(ENTRIES SUPPLIED):
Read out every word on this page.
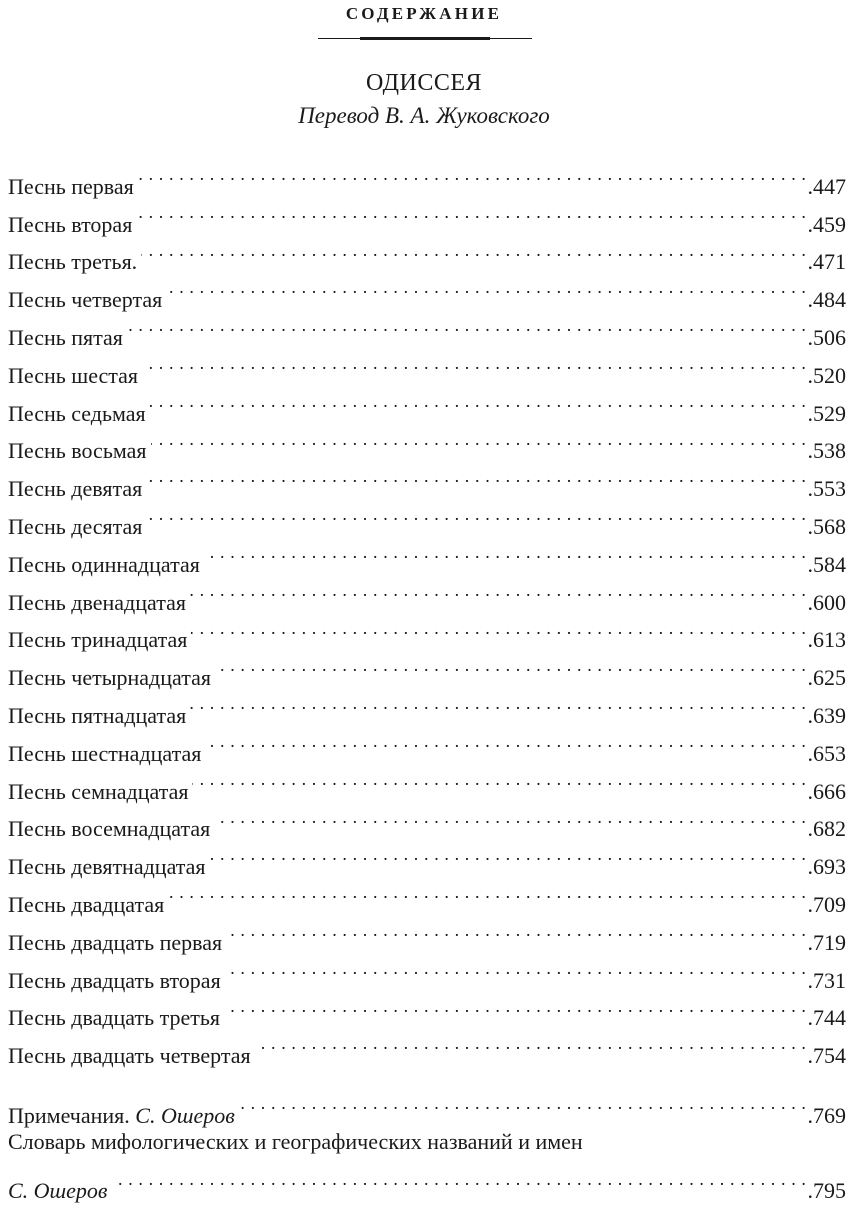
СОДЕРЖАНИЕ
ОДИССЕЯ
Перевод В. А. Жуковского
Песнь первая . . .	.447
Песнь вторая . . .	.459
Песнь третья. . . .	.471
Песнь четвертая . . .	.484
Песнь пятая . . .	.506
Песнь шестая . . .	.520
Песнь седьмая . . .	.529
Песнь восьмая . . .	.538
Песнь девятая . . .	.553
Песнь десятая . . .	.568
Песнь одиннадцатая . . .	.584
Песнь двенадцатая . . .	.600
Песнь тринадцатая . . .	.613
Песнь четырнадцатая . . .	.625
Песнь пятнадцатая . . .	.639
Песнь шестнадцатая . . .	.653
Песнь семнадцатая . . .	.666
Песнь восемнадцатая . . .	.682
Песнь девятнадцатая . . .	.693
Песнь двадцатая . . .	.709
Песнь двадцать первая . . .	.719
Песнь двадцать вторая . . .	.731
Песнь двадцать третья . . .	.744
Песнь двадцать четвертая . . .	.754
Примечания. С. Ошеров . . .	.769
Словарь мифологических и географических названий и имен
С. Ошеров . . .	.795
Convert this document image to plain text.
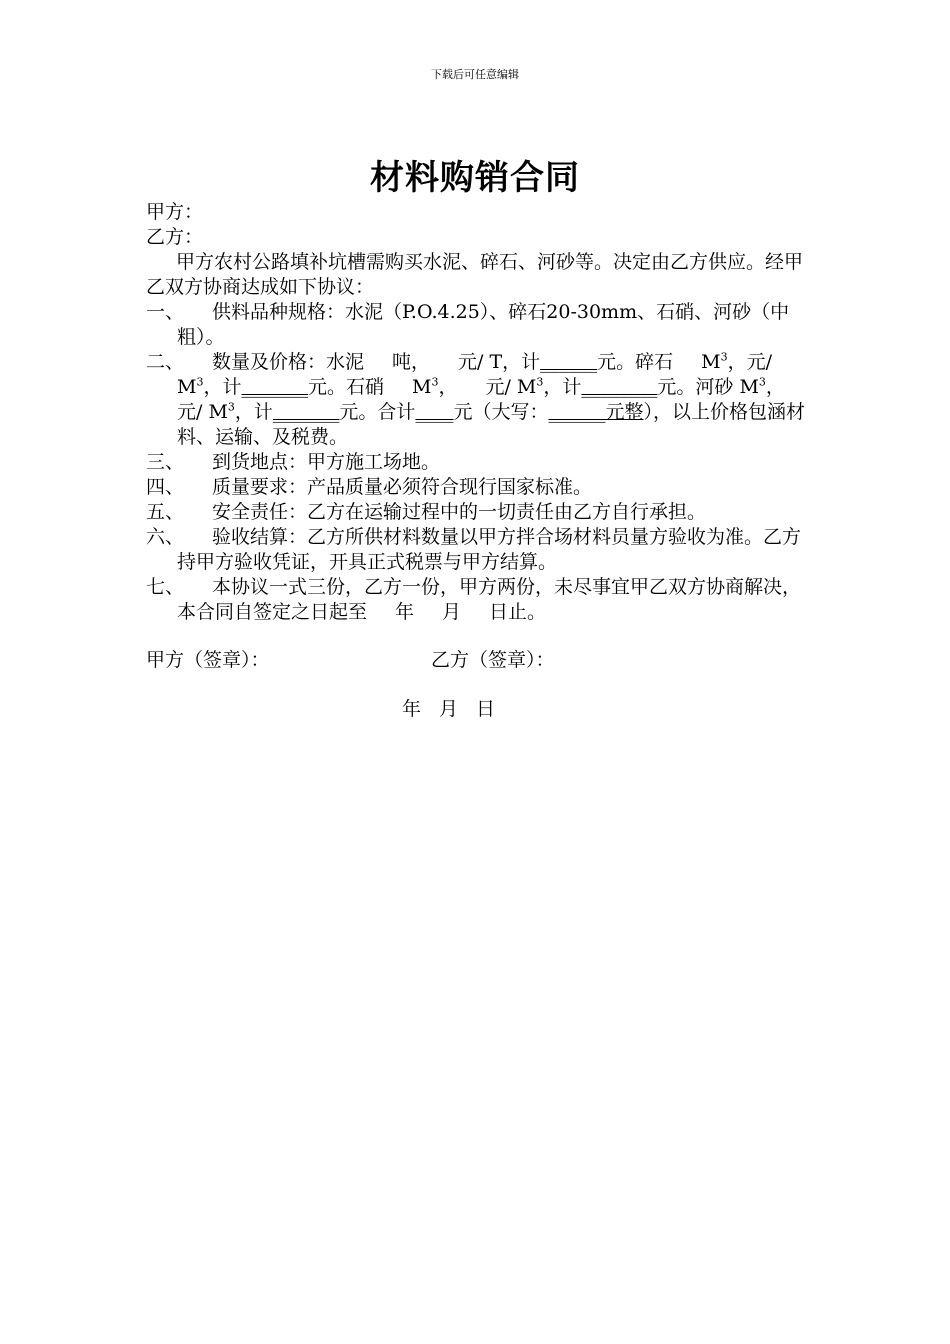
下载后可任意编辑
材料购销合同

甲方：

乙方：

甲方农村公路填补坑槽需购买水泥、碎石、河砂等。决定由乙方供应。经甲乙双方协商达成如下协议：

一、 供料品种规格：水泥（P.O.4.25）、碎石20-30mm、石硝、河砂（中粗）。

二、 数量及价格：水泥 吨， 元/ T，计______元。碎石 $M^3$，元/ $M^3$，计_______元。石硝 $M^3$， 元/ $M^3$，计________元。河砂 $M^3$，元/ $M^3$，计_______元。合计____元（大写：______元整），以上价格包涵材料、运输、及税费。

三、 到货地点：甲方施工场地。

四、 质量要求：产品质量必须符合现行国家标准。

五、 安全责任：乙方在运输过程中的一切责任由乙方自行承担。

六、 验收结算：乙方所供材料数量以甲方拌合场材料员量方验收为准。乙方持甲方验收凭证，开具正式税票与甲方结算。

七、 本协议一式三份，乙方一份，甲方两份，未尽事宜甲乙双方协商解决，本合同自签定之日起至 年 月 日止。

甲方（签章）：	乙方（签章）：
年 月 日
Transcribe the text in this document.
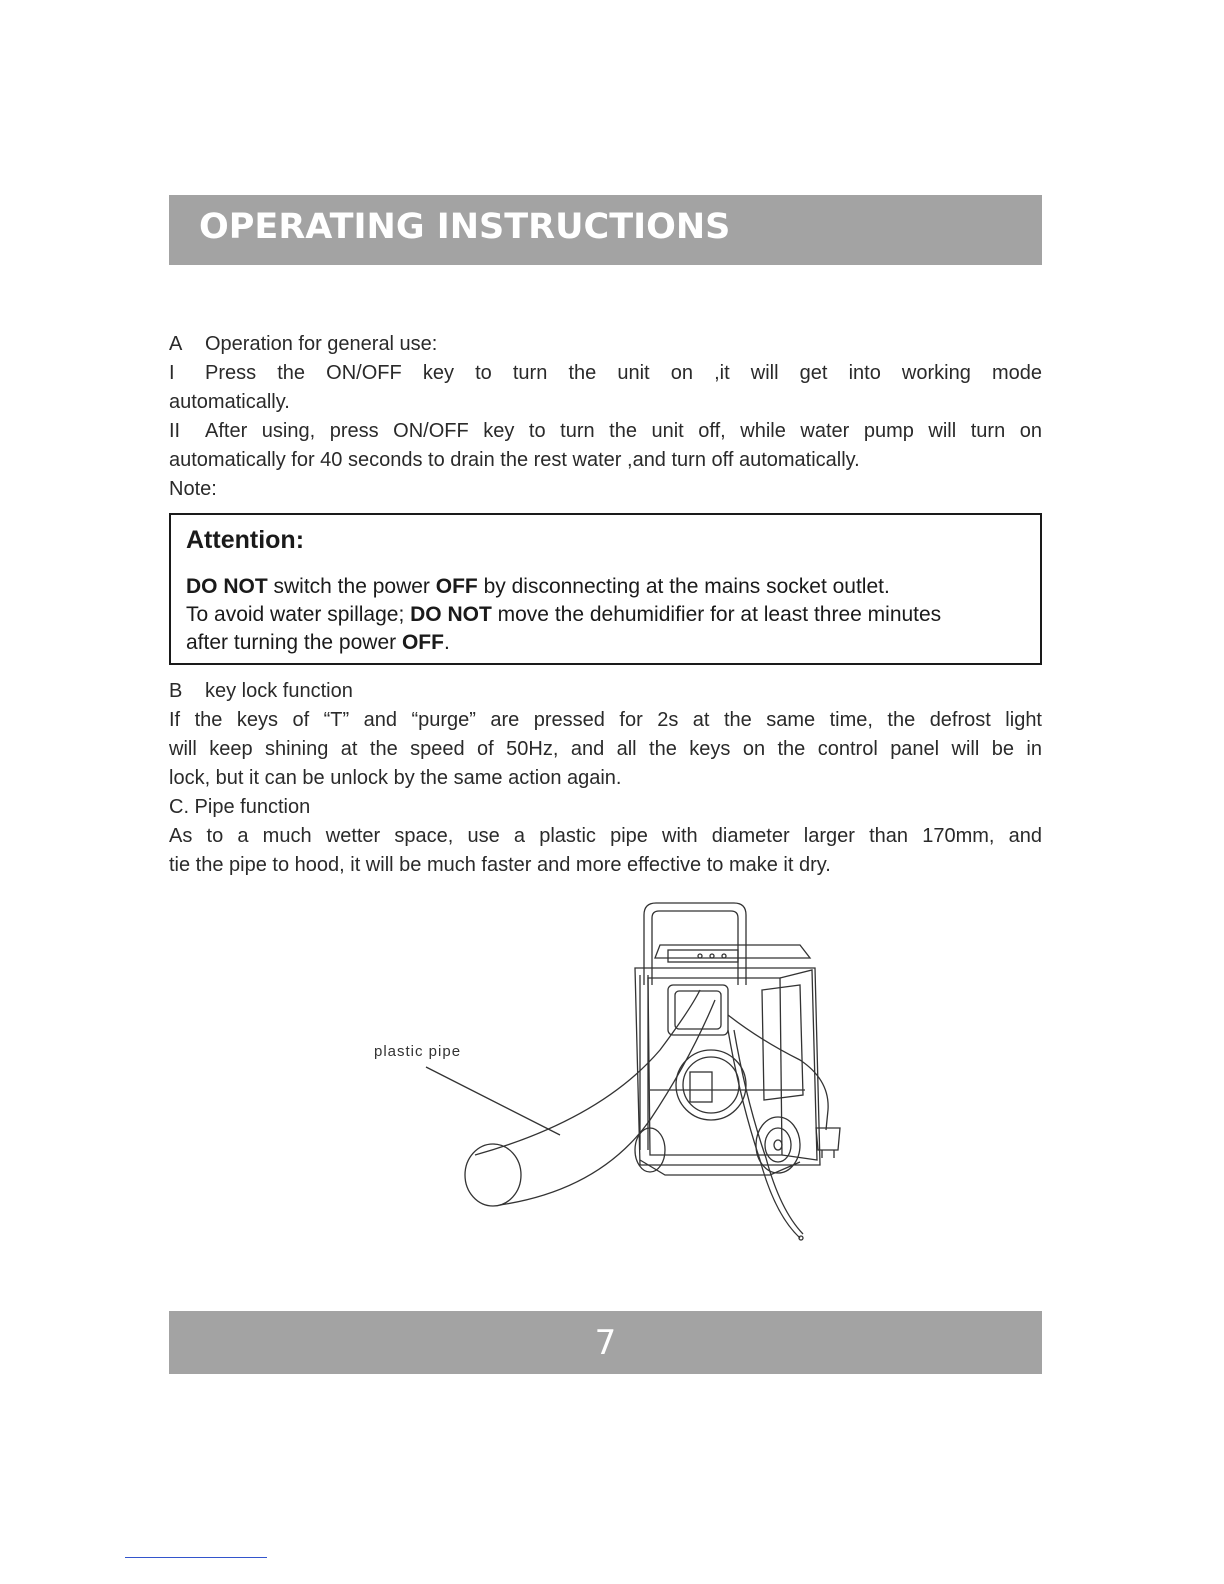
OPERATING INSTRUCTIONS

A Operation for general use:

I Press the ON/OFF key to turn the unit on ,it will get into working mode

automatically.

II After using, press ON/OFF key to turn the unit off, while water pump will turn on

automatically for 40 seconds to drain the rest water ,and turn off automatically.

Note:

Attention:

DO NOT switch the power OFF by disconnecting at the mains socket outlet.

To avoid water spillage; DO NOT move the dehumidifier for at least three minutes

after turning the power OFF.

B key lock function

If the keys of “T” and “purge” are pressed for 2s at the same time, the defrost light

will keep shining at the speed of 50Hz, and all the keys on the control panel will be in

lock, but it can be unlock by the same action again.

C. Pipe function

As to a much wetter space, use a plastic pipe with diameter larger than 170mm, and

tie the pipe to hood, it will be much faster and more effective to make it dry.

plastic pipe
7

(JOB):
Reproduce every line exactly and omit all pictures.

(ANSWER FOR THIS EXERCISE):
Read out every word on this page.
СОДЕРЖАНИЕ
ОДИССЕЯ
Перевод В. А. Жуковского
Песнь первая . . .	.447
Песнь вторая . . .	.459
Песнь третья. . . .	.471
Песнь четвертая . . .	.484
Песнь пятая . . .	.506
Песнь шестая . . .	.520
Песнь седьмая . . .	.529
Песнь восьмая . . .	.538
Песнь девятая . . .	.553
Песнь десятая . . .	.568
Песнь одиннадцатая . . .	.584
Песнь двенадцатая . . .	.600
Песнь тринадцатая . . .	.613
Песнь четырнадцатая . . .	.625
Песнь пятнадцатая . . .	.639
Песнь шестнадцатая . . .	.653
Песнь семнадцатая . . .	.666
Песнь восемнадцатая . . .	.682
Песнь девятнадцатая . . .	.693
Песнь двадцатая . . .	.709
Песнь двадцать первая . . .	.719
Песнь двадцать вторая . . .	.731
Песнь двадцать третья . . .	.744
Песнь двадцать четвертая . . .	.754
Примечания. С. Ошеров . . .	.769
Словарь мифологических и географических названий и имен
С. Ошеров . . .	.795
Convert this document image to plain text.
下载后可任意编辑
材料购销合同

甲方：

乙方：

甲方农村公路填补坑槽需购买水泥、碎石、河砂等。决定由乙方供应。经甲乙双方协商达成如下协议：

一、 供料品种规格：水泥（P.O.4.25）、碎石20-30mm、石硝、河砂（中粗）。

二、 数量及价格：水泥 吨， 元/ T，计______元。碎石 $M^3$，元/ $M^3$，计_______元。石硝 $M^3$， 元/ $M^3$，计________元。河砂 $M^3$，元/ $M^3$，计_______元。合计____元（大写：______元整），以上价格包涵材料、运输、及税费。

三、 到货地点：甲方施工场地。

四、 质量要求：产品质量必须符合现行国家标准。

五、 安全责任：乙方在运输过程中的一切责任由乙方自行承担。

六、 验收结算：乙方所供材料数量以甲方拌合场材料员量方验收为准。乙方持甲方验收凭证，开具正式税票与甲方结算。

七、 本协议一式三份，乙方一份，甲方两份，未尽事宜甲乙双方协商解决，本合同自签定之日起至 年 月 日止。

甲方（签章）：	乙方（签章）：
年 月 日
Transcribe the text in this document.
OPERATING INSTRUCTIONS

A Operation for general use:

I Press the ON/OFF key to turn the unit on ,it will get into working mode

automatically.

II After using, press ON/OFF key to turn the unit off, while water pump will turn on

automatically for 40 seconds to drain the rest water ,and turn off automatically.

Note:

Attention:

DO NOT switch the power OFF by disconnecting at the mains socket outlet.

To avoid water spillage; DO NOT move the dehumidifier for at least three minutes

after turning the power OFF.

B key lock function

If the keys of “T” and “purge” are pressed for 2s at the same time, the defrost light

will keep shining at the speed of 50Hz, and all the keys on the control panel will be in

lock, but it can be unlock by the same action again.

C. Pipe function

As to a much wetter space, use a plastic pipe with diameter larger than 170mm, and

tie the pipe to hood, it will be much faster and more effective to make it dry.

plastic pipe
7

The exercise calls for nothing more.